Extracted records

● ● ● ● ● ● ●

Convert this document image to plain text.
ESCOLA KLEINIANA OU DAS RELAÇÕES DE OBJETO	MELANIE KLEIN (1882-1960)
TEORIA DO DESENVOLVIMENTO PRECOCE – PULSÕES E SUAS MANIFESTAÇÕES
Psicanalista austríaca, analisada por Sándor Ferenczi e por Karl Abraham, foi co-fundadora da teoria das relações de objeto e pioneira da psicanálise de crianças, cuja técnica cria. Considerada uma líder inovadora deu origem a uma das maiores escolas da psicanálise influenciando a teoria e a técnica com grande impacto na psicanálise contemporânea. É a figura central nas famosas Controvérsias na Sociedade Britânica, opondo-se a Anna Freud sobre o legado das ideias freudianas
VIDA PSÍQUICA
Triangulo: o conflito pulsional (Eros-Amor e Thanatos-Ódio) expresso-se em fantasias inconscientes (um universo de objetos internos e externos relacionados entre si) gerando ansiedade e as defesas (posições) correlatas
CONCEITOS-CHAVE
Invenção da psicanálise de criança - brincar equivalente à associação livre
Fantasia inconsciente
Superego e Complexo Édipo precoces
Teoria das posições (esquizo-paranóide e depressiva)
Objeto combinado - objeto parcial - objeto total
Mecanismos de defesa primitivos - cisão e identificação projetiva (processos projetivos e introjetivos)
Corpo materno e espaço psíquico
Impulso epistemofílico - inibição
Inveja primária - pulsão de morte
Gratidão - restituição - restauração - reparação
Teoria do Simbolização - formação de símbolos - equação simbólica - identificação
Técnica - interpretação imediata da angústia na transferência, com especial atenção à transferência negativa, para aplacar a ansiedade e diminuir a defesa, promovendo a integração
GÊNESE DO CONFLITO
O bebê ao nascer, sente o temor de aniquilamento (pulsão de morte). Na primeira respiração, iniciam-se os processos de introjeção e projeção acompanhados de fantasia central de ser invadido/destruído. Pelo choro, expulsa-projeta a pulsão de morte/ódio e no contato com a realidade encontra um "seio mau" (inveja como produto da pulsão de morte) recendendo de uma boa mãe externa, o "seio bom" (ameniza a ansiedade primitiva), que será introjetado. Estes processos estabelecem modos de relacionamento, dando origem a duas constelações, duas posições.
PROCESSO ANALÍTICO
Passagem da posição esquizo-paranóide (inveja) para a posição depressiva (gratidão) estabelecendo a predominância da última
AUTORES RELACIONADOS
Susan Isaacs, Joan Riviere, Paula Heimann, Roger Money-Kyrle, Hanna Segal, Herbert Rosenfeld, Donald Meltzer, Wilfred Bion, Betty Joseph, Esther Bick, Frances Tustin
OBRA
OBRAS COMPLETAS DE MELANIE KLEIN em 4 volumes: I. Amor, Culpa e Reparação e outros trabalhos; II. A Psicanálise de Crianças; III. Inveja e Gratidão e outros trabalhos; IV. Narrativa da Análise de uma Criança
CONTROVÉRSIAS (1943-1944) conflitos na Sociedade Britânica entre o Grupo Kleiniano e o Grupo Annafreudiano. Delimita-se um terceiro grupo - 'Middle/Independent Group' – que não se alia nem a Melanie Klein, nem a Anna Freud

● ● ● ● ● ● ●

**Set problem:** Of the lines in the data, how many hold the string "posições"? State the number, nothing else.

**Answer for this exercise:** 3